| REQUIREMENTS |
Extract every line from the records below that contains the word "influences".

━━━

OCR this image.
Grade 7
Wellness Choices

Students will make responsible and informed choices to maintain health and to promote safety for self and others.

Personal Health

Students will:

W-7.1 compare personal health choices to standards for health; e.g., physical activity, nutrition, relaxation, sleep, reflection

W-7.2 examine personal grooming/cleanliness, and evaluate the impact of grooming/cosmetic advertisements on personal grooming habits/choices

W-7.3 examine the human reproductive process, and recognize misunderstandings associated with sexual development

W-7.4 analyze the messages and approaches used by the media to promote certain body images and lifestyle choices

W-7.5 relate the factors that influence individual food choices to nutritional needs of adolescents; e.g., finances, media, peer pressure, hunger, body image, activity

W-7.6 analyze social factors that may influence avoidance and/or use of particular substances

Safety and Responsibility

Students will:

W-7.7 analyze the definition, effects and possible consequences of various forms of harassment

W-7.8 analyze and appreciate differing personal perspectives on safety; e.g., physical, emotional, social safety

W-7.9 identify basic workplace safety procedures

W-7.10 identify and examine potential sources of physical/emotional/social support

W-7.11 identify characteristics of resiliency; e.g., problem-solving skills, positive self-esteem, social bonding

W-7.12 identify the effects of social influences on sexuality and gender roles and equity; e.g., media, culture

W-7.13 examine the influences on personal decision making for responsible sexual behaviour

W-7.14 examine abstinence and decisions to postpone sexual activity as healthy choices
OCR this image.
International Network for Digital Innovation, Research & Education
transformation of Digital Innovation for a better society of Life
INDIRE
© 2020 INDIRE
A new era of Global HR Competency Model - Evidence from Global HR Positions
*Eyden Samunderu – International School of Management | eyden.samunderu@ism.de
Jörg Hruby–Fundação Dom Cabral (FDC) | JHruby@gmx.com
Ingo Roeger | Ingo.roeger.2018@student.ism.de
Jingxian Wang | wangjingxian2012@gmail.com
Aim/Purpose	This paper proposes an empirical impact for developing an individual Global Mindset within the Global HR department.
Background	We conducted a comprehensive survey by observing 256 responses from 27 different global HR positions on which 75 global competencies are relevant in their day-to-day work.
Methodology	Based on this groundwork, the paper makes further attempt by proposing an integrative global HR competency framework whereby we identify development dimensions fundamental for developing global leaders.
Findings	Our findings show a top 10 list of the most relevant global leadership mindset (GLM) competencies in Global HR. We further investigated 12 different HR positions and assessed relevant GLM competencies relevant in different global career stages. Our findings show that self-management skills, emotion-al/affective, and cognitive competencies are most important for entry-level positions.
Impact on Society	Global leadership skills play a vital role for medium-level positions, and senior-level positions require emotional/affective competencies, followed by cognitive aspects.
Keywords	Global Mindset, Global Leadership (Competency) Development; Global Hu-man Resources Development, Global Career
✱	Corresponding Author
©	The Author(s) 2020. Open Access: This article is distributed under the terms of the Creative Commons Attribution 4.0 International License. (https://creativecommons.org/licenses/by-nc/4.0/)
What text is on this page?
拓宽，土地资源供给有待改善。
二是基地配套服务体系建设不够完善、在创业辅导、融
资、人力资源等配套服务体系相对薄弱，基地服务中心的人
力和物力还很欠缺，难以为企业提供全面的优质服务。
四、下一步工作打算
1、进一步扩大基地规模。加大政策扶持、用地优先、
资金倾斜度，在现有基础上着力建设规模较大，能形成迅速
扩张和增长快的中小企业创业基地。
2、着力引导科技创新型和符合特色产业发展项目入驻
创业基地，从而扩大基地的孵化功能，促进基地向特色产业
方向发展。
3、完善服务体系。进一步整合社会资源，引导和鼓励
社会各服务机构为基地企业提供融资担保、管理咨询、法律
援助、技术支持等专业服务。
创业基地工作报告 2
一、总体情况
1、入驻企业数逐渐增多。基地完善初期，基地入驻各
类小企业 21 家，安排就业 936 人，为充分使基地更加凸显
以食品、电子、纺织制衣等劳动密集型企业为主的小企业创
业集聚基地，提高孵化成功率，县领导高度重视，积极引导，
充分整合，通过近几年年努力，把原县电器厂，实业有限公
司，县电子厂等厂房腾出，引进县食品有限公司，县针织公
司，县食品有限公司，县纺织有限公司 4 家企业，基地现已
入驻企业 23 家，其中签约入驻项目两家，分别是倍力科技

━━━

| TASK RESULT |
W-7.12 identify the effects of social influences on sexuality and gender roles and equity; e.g., media, culture
W-7.13 examine the influences on personal decision making for responsible sexual behaviour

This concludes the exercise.